Write out every line of the material below exactly as it appears, leaving out the pictures.

start Record extracts

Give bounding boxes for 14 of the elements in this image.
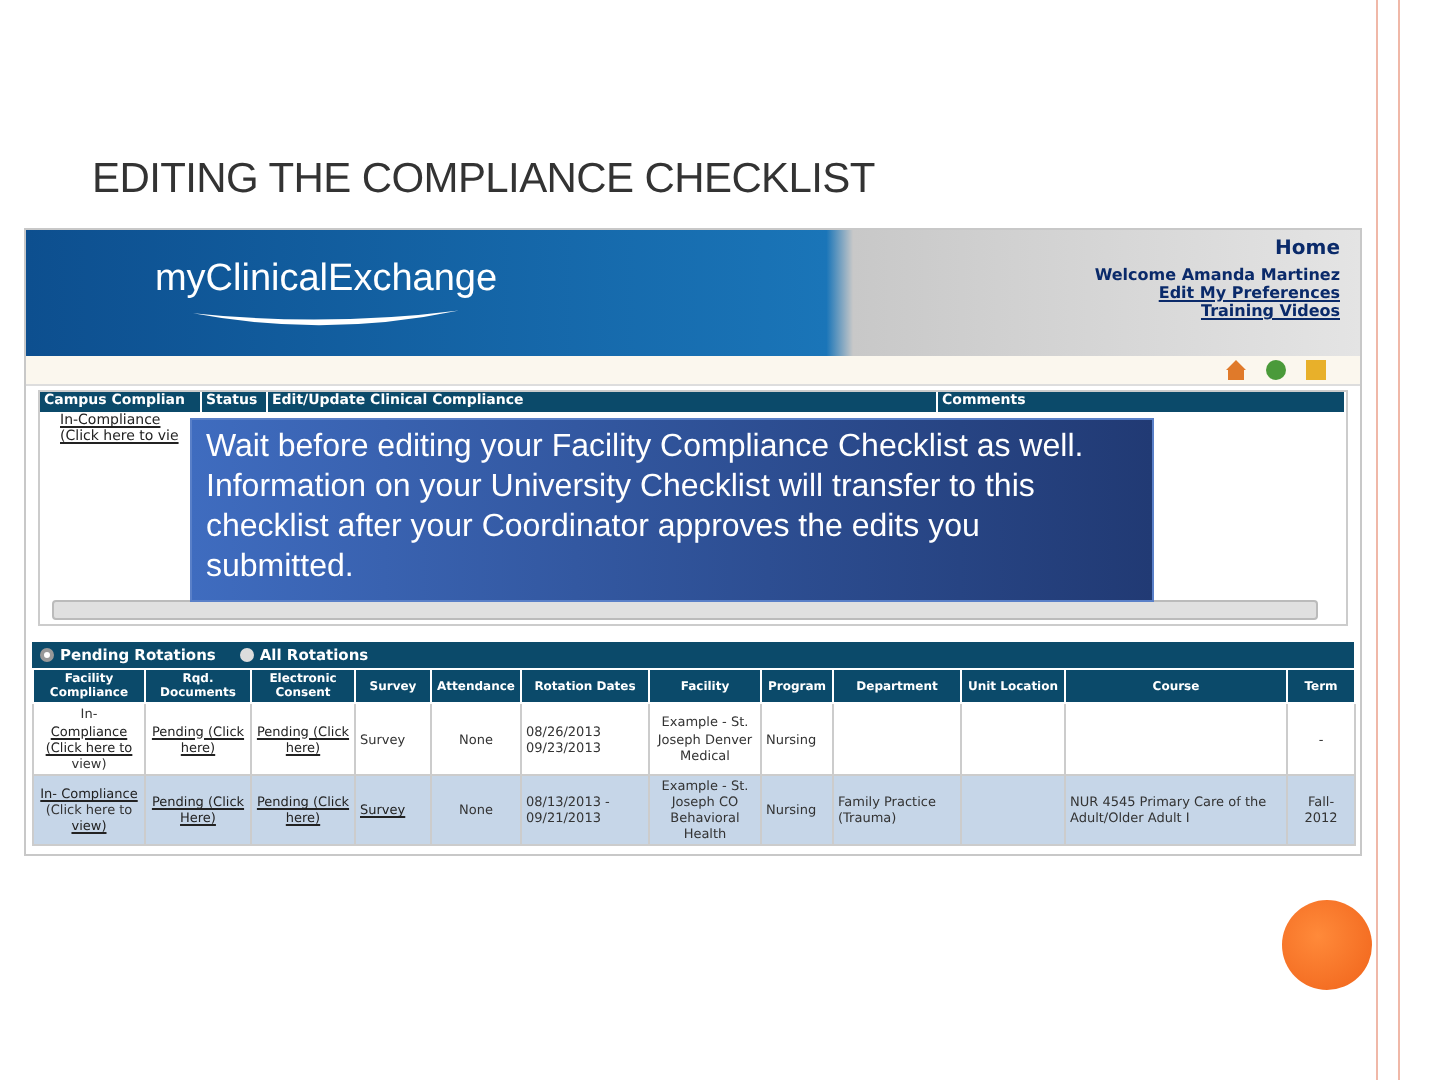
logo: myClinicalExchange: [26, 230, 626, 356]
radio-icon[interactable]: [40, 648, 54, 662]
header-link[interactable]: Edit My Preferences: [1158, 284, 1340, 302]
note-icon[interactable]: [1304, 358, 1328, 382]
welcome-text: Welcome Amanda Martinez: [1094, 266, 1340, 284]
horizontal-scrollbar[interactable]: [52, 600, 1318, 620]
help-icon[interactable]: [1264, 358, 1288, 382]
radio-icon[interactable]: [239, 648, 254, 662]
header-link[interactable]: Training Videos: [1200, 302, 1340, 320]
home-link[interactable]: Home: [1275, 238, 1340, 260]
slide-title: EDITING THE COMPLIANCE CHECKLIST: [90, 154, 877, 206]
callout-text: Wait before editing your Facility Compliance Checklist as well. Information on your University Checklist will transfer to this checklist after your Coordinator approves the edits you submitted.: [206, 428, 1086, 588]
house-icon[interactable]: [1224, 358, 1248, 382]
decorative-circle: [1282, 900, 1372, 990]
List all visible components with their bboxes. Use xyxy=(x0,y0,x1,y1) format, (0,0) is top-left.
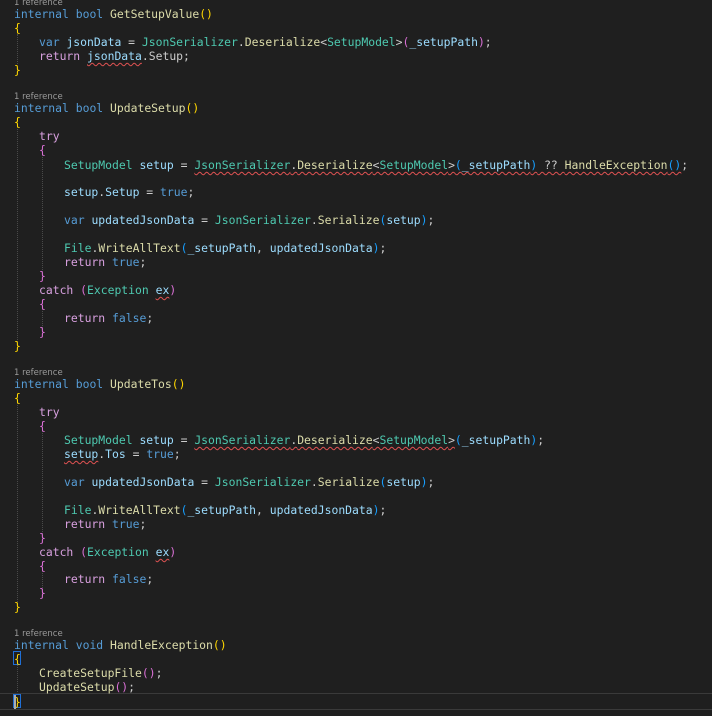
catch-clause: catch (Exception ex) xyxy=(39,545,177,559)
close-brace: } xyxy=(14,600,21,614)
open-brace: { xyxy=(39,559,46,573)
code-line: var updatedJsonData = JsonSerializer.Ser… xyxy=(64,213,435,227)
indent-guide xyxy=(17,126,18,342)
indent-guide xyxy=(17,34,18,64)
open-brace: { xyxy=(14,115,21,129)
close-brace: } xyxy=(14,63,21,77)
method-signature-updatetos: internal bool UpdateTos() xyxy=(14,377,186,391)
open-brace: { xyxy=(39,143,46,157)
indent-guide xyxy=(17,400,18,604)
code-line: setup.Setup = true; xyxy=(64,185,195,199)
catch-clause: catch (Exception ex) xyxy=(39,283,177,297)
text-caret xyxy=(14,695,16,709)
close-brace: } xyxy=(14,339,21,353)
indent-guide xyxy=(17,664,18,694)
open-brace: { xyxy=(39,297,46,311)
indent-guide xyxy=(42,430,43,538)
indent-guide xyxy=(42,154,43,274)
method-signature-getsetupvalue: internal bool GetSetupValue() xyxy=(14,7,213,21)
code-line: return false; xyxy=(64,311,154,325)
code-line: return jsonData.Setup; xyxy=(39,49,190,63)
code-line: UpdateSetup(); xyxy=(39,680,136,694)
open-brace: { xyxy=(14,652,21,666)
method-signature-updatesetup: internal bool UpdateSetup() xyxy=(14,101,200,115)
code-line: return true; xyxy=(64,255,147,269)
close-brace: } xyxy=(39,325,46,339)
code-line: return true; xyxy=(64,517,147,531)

end Record extracts

**Complete response**
Give bounding boxes for 14 of the elements in this image.
logo: myClinicalExchange: [26, 230, 626, 356]
radio-icon[interactable]: [40, 648, 54, 662]
header-link[interactable]: Edit My Preferences: [1158, 284, 1340, 302]
note-icon[interactable]: [1304, 358, 1328, 382]
welcome-text: Welcome Amanda Martinez: [1094, 266, 1340, 284]
horizontal-scrollbar[interactable]: [52, 600, 1318, 620]
help-icon[interactable]: [1264, 358, 1288, 382]
radio-icon[interactable]: [239, 648, 254, 662]
header-link[interactable]: Training Videos: [1200, 302, 1340, 320]
home-link[interactable]: Home: [1275, 238, 1340, 260]
slide-title: EDITING THE COMPLIANCE CHECKLIST: [90, 154, 877, 206]
callout-text: Wait before editing your Facility Compliance Checklist as well. Information on your University Checklist will transfer to this checklist after your Coordinator approves the edits you submitted.: [206, 428, 1086, 588]
house-icon[interactable]: [1224, 358, 1248, 382]
decorative-circle: [1282, 900, 1372, 990]
List all visible components with their bboxes. Use xyxy=(x0,y0,x1,y1) format, (0,0) is top-left.
catch-clause: catch (Exception ex) xyxy=(39,545,177,559)
close-brace: } xyxy=(14,600,21,614)
open-brace: { xyxy=(39,559,46,573)
code-line: var updatedJsonData = JsonSerializer.Ser… xyxy=(64,213,435,227)
indent-guide xyxy=(17,126,18,342)
indent-guide xyxy=(17,34,18,64)
open-brace: { xyxy=(14,115,21,129)
close-brace: } xyxy=(14,63,21,77)
method-signature-updatetos: internal bool UpdateTos() xyxy=(14,377,186,391)
open-brace: { xyxy=(39,143,46,157)
indent-guide xyxy=(17,400,18,604)
code-line: setup.Setup = true; xyxy=(64,185,195,199)
catch-clause: catch (Exception ex) xyxy=(39,283,177,297)
text-caret xyxy=(14,695,16,709)
close-brace: } xyxy=(14,339,21,353)
indent-guide xyxy=(17,664,18,694)
open-brace: { xyxy=(39,297,46,311)
indent-guide xyxy=(42,430,43,538)
indent-guide xyxy=(42,154,43,274)
method-signature-getsetupvalue: internal bool GetSetupValue() xyxy=(14,7,213,21)
code-line: return false; xyxy=(64,311,154,325)
code-line: return jsonData.Setup; xyxy=(39,49,190,63)
code-line: UpdateSetup(); xyxy=(39,680,136,694)
open-brace: { xyxy=(14,652,21,666)
method-signature-updatesetup: internal bool UpdateSetup() xyxy=(14,101,200,115)
code-line: return true; xyxy=(64,255,147,269)
close-brace: } xyxy=(39,325,46,339)
code-line: return true; xyxy=(64,517,147,531)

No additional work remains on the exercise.